- Textauszug
Rohkost Frau mit Korb voll Gemüse in der Hand
© Tati Nova photo Mexico / Shutterstock
Rohkost ist wieder angesagt. Stylische Rohkost-Fans kommen vorwiegend aus Großstädten und essen Glasnudelsalat aus Kohlrabi oder ungebackenen Apfelkuchen. Figurprobleme kennen sie nicht...

Es war an einem Silvesterabend. Nelly Reinle-Carayon saß an einem Tisch voller Speisen, die "stundenlang geschmort und totgekocht worden waren und deren Anblick mich wie ein Schlag ins Gesicht traf". Schluss damit! Gleich zu Jahresbeginn stieg sie auf ein Leben mit der kalten Küche um.

Schon länger fühlte sich die Pfälzerin nicht mehr wohl in ihrer Haut. Kilo um Kilo hatten sich angesammelt, doch strenges Diäten war nicht ihr Ding. "Ich war auf der Suche nach einer Methode zum Abnehmen und stieß im Internet auf Websites, die sich mit Rohkost beschäftigten. Ich war fasziniert: keine Kalorien zählen, Gemüse und Obst nach Belieben, köstliche Rezepte. Ich probierte es aus - und war begeistert. Mein Energielevel stieg so an, dass es für meine Umgebung schwer war mitzuhalten. Ich war fröhlich, ausgeglichen und vor allem mental unheimlich aktiv."

Heute betreibt Nelly Reinle- Carayon einen Online-Shop für Rohkostküche, bietet Seminare an, veranstaltet die zwei- bis dreimal im Jahr stattfindende Rohkostmesse "Rohvolution". Ihr Kochbuch "Rohköstlich" bekam schon den "Gourmand Award" für das beste deutsche Kochbuchdesign.

Rohkost heute - ein angesagter Lebensstil. Zumindest präsentieren sich die modernen Rohköstler als weltoffene, lebensfrohe und kraftvolle Vertreter einer unkomplizierten Ernährungsphilosophie. So wie Markus, Durian oder Alexander, überzeugte Rohköstler, die ihre gestählten Körper angeblich roh verzehrtem Apfel, roter Bete oder Mangold verdanken und die sich voller Stolz auf eigenen Webseiten präsentieren. Wer sich heute für ein Leben ohne Herd entscheidet, weilt jedenfalls unter vielen Gleichgesinnten. Es gibt inzwischen Blogs über Rohkost, reine Rohkost-Restaurants und Urlaubsangebote für Rohköstler. Und natürlich eine Fachzeitschrift, "Die Wurzel".

- Aufgabenstellung
Drucken Sie aus dem Text über Rohkost alles von „Schon länger fühlte“ bis hinunter zu „beste deutsche Kochbuchdesign.“ unverändert ab. Das Material wird hier nicht gebraucht.

- Material

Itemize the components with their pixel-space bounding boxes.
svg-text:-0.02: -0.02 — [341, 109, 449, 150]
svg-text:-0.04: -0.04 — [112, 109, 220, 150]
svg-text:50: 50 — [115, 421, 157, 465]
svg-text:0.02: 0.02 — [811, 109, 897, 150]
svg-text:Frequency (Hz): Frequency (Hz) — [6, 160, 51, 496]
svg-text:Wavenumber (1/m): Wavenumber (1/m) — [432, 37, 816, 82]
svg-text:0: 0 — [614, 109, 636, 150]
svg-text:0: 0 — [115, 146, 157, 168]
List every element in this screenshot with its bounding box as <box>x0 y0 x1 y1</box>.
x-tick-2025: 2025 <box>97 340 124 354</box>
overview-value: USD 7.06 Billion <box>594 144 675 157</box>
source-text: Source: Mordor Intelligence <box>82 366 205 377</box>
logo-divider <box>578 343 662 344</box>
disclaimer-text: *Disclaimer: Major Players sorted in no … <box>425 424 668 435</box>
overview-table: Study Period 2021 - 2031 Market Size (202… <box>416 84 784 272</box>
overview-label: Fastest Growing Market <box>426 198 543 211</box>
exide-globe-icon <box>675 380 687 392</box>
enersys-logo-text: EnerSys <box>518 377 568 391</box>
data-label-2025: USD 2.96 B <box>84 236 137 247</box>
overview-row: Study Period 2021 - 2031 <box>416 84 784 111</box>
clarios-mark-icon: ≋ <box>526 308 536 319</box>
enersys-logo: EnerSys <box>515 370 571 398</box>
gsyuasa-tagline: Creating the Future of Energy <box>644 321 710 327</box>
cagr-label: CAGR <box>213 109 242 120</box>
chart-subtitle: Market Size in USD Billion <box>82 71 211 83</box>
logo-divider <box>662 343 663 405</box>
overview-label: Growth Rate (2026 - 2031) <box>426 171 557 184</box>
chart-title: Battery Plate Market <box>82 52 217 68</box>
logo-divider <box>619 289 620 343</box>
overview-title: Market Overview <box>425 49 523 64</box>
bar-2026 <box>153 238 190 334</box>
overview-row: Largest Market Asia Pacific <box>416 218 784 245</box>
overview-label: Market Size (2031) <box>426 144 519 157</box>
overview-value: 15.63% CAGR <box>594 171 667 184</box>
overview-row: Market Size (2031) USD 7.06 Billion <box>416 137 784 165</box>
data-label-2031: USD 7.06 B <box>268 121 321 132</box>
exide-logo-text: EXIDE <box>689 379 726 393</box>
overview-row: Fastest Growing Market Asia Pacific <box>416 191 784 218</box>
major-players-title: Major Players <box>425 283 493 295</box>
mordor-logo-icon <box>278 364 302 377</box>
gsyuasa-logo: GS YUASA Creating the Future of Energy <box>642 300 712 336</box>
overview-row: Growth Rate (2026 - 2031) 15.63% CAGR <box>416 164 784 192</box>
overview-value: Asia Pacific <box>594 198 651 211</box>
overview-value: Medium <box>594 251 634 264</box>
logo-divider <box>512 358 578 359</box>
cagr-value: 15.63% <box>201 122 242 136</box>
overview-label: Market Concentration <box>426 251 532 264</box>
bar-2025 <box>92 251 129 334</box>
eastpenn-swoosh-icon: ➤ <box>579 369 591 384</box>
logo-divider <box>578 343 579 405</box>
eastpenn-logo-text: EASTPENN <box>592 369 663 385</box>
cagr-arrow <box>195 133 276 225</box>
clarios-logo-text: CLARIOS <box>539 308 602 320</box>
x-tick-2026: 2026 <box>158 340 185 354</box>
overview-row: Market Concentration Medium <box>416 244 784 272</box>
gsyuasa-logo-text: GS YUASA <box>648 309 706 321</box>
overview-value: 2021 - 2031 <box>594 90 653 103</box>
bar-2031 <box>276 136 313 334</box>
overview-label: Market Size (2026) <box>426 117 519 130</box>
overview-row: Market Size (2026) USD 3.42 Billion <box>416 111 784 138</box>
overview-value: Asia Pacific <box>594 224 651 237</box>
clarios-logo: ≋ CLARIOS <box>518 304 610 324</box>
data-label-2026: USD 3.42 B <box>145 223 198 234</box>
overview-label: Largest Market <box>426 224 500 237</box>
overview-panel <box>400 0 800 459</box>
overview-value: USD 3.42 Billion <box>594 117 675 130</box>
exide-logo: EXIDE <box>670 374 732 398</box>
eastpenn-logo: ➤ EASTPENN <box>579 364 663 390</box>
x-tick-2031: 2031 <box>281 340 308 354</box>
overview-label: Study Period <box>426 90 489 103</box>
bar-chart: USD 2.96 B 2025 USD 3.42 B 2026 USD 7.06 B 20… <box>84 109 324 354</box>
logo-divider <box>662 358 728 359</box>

- Lösung
Schon länger fühlte sich die Pfälzerin nicht mehr wohl in ihrer Haut. Kilo um Kilo hatten sich angesammelt, doch strenges Diäten war nicht ihr Ding. "Ich war auf der Suche nach einer Methode zum Abnehmen und stieß im Internet auf Websites, die sich mit Rohkost beschäftigten. Ich war fasziniert: keine Kalorien zählen, Gemüse und Obst nach Belieben, köstliche Rezepte. Ich probierte es aus - und war begeistert. Mein Energielevel stieg so an, dass es für meine Umgebung schwer war mitzuhalten. Ich war fröhlich, ausgeglichen und vor allem mental unheimlich aktiv."

Heute betreibt Nelly Reinle- Carayon einen Online-Shop für Rohkostküche, bietet Seminare an, veranstaltet die zwei- bis dreimal im Jahr stattfindende Rohkostmesse "Rohvolution". Ihr Kochbuch "Rohköstlich" bekam schon den "Gourmand Award" für das beste deutsche Kochbuchdesign.